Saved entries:
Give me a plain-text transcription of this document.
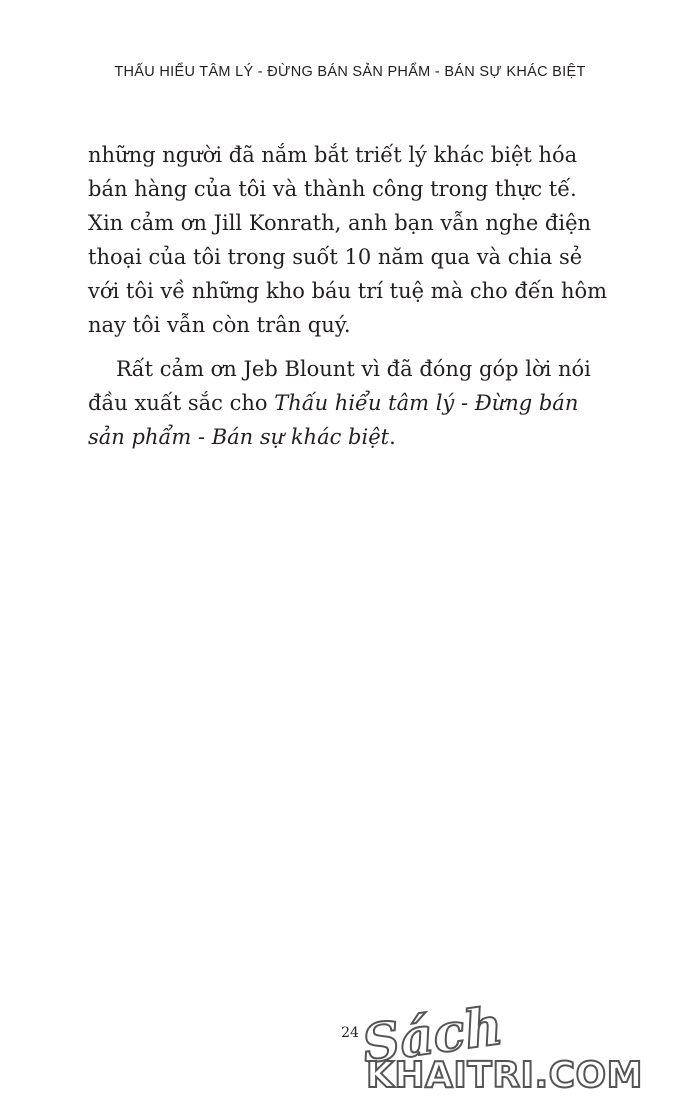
THẤU HIỂU TÂM LÝ - ĐỪNG BÁN SẢN PHẨM - BÁN SỰ KHÁC BIỆT

những người đã nắm bắt triết lý khác biệt hóa bán hàng của tôi và thành công trong thực tế. Xin cảm ơn Jill Konrath, anh bạn vẫn nghe điện thoại của tôi trong suốt 10 năm qua và chia sẻ với tôi về những kho báu trí tuệ mà cho đến hôm nay tôi vẫn còn trân quý.

Rất cảm ơn Jeb Blount vì đã đóng góp lời nói đầu xuất sắc cho Thấu hiểu tâm lý - Đừng bán sản phẩm - Bán sự khác biệt.

24 Sách
KHAITRI.COM
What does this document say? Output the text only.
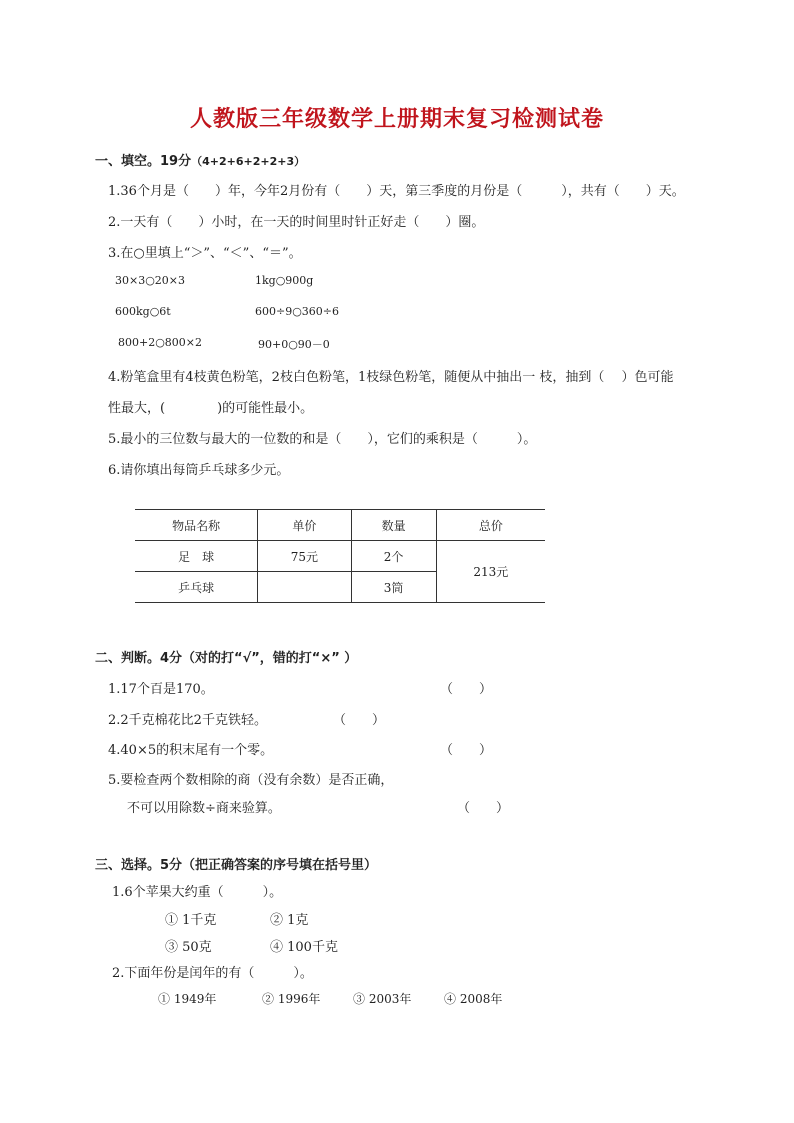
人教版三年级数学上册期末复习检测试卷
一、填空。19分（4+2+6+2+2+3）
1.36个月是（　　）年，今年2月份有（　　）天，第三季度的月份是（　　　），共有（　　）天。
2.一天有（　　）小时，在一天的时间里时针正好走（　　）圈。
3.在○里填上“＞”、“＜”、“＝”。
30×3○20×3	1kg○900g
600kg○6t	600÷9○360÷6
800+2○800×2	90+0○90－0
4.粉笔盒里有4枝黄色粉笔，2枝白色粉笔，1枝绿色粉笔，随便从中抽出一 枝，抽到（　 ）色可能
性最大，(　　　　)的可能性最小。
5.最小的三位数与最大的一位数的和是（　　），它们的乘积是（　　　）。
6.请你填出每筒乒乓球多少元。
物品名称	单价	数量	总价
足　球	75元	2个	213元
乒乓球		3筒	
二、判断。4分（对的打“√”，错的打“×” ）
1.17个百是170。	（　　）
2.2千克棉花比2千克铁轻。	（　　）
4.40×5的积末尾有一个零。	（　　）
5.要检查两个数相除的商（没有余数）是否正确，
不可以用除数÷商来验算。	（　　）
三、选择。5分（把正确答案的序号填在括号里）
1.6个苹果大约重（　　　）。
① 1千克	② 1克
③ 50克	④ 100千克
2.下面年份是闰年的有（　　　）。
① 1949年	② 1996年	③ 2003年	④ 2008年
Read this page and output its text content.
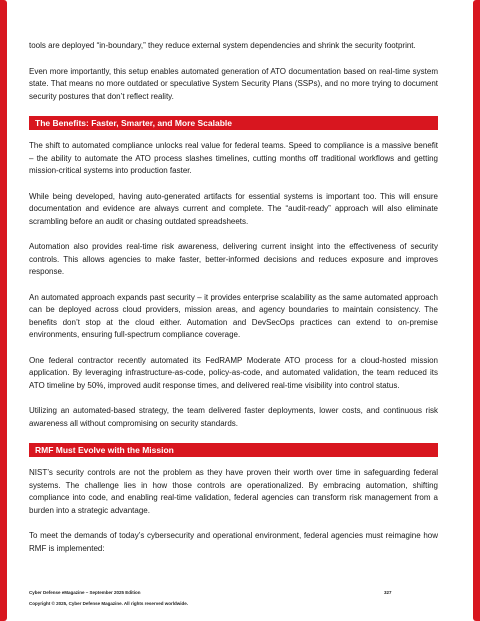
tools are deployed “in-boundary,” they reduce external system dependencies and shrink the security footprint.

Even more importantly, this setup enables automated generation of ATO documentation based on real-time system state. That means no more outdated or speculative System Security Plans (SSPs), and no more trying to document security postures that don’t reflect reality.

The Benefits: Faster, Smarter, and More Scalable

The shift to automated compliance unlocks real value for federal teams. Speed to compliance is a massive benefit – the ability to automate the ATO process slashes timelines, cutting months off traditional workflows and getting mission-critical systems into production faster.

While being developed, having auto-generated artifacts for essential systems is important too. This will ensure documentation and evidence are always current and complete. The “audit-ready” approach will also eliminate scrambling before an audit or chasing outdated spreadsheets.

Automation also provides real-time risk awareness, delivering current insight into the effectiveness of security controls. This allows agencies to make faster, better-informed decisions and reduces exposure and improves response.

An automated approach expands past security – it provides enterprise scalability as the same automated approach can be deployed across cloud providers, mission areas, and agency boundaries to maintain consistency. The benefits don’t stop at the cloud either. Automation and DevSecOps practices can extend to on-premise environments, ensuring full-spectrum compliance coverage.

One federal contractor recently automated its FedRAMP Moderate ATO process for a cloud-hosted mission application. By leveraging infrastructure-as-code, policy-as-code, and automated validation, the team reduced its ATO timeline by 50%, improved audit response times, and delivered real-time visibility into control status.

Utilizing an automated-based strategy, the team delivered faster deployments, lower costs, and continuous risk awareness all without compromising on security standards.

RMF Must Evolve with the Mission

NIST’s security controls are not the problem as they have proven their worth over time in safeguarding federal systems. The challenge lies in how those controls are operationalized. By embracing automation, shifting compliance into code, and enabling real-time validation, federal agencies can transform risk management from a burden into a strategic advantage.

To meet the demands of today’s cybersecurity and operational environment, federal agencies must reimagine how RMF is implemented:

Cyber Defense eMagazine – September 2025 Edition	327
Copyright © 2025, Cyber Defense Magazine. All rights reserved worldwide.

**Challenge**
Every line that holds the string "awareness" should be returned.

**Task solution**
Automation also provides real-time risk awareness, delivering current insight into the effectiveness of security controls. This allows agencies to make faster, better-informed decisions and reduces exposure and improves response.
Utilizing an automated-based strategy, the team delivered faster deployments, lower costs, and continuous risk awareness all without compromising on security standards.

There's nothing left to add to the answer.